-------- EXERCISE INPUT --------
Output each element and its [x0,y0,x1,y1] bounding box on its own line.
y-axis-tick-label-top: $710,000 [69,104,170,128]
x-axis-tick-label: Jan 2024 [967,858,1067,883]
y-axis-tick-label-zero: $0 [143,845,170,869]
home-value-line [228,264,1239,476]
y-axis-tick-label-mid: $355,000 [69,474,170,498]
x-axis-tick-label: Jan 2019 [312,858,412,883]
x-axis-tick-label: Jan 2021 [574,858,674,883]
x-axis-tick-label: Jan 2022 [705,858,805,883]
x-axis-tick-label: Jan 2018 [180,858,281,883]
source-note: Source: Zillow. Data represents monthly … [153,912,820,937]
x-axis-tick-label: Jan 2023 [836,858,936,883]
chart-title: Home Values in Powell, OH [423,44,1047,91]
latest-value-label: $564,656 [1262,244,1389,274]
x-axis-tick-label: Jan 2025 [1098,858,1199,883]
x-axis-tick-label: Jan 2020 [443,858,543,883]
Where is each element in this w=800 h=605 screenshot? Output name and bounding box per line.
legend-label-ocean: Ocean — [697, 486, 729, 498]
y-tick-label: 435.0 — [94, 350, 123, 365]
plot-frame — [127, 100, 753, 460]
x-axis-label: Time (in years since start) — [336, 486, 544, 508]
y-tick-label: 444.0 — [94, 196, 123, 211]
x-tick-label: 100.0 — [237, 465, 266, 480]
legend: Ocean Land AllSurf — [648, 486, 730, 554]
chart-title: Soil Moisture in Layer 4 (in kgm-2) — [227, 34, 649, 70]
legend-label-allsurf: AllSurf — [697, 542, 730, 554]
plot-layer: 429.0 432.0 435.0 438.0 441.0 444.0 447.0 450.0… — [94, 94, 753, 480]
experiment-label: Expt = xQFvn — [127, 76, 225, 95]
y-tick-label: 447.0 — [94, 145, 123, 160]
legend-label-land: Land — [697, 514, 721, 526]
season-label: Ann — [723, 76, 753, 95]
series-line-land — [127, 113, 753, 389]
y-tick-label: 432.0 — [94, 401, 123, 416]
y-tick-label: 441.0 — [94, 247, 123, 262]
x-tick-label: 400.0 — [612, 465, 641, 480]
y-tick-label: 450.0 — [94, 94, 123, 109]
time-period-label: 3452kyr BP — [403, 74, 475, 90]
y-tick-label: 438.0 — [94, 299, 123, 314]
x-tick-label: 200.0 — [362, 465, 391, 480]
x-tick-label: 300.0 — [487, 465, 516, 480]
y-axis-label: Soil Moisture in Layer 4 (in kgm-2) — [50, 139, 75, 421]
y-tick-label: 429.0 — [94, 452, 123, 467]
--------
» **DIRECTIVE**
Change every "bounding box" in the records to "enclosing box" and write all the lines again, keeping everything else unchanged.

» **IN RESPONSE**
Output each element and its [x0,y0,x1,y1] enclosing box on its own line.
y-axis-tick-label-top: $710,000 [69,104,170,128]
x-axis-tick-label: Jan 2024 [967,858,1067,883]
y-axis-tick-label-zero: $0 [143,845,170,869]
home-value-line [228,264,1239,476]
y-axis-tick-label-mid: $355,000 [69,474,170,498]
x-axis-tick-label: Jan 2019 [312,858,412,883]
x-axis-tick-label: Jan 2021 [574,858,674,883]
x-axis-tick-label: Jan 2022 [705,858,805,883]
x-axis-tick-label: Jan 2018 [180,858,281,883]
source-note: Source: Zillow. Data represents monthly … [153,912,820,937]
x-axis-tick-label: Jan 2023 [836,858,936,883]
chart-title: Home Values in Powell, OH [423,44,1047,91]
latest-value-label: $564,656 [1262,244,1389,274]
x-axis-tick-label: Jan 2025 [1098,858,1199,883]
x-axis-tick-label: Jan 2020 [443,858,543,883]
Where is each element in this w=800 h=605 screenshot? Output name and enclosing box per line.
legend-label-ocean: Ocean — [697, 486, 729, 498]
y-tick-label: 435.0 — [94, 350, 123, 365]
plot-frame — [127, 100, 753, 460]
x-axis-label: Time (in years since start) — [336, 486, 544, 508]
y-tick-label: 444.0 — [94, 196, 123, 211]
x-tick-label: 100.0 — [237, 465, 266, 480]
legend: Ocean Land AllSurf — [648, 486, 730, 554]
chart-title: Soil Moisture in Layer 4 (in kgm-2) — [227, 34, 649, 70]
legend-label-allsurf: AllSurf — [697, 542, 730, 554]
plot-layer: 429.0 432.0 435.0 438.0 441.0 444.0 447.0 450.0… — [94, 94, 753, 480]
experiment-label: Expt = xQFvn — [127, 76, 225, 95]
y-tick-label: 447.0 — [94, 145, 123, 160]
legend-label-land: Land — [697, 514, 721, 526]
season-label: Ann — [723, 76, 753, 95]
series-line-land — [127, 113, 753, 389]
y-tick-label: 432.0 — [94, 401, 123, 416]
y-tick-label: 441.0 — [94, 247, 123, 262]
x-tick-label: 400.0 — [612, 465, 641, 480]
y-tick-label: 450.0 — [94, 94, 123, 109]
time-period-label: 3452kyr BP — [403, 74, 475, 90]
y-tick-label: 438.0 — [94, 299, 123, 314]
x-tick-label: 200.0 — [362, 465, 391, 480]
x-tick-label: 300.0 — [487, 465, 516, 480]
y-axis-label: Soil Moisture in Layer 4 (in kgm-2) — [50, 139, 75, 421]
y-tick-label: 429.0 — [94, 452, 123, 467]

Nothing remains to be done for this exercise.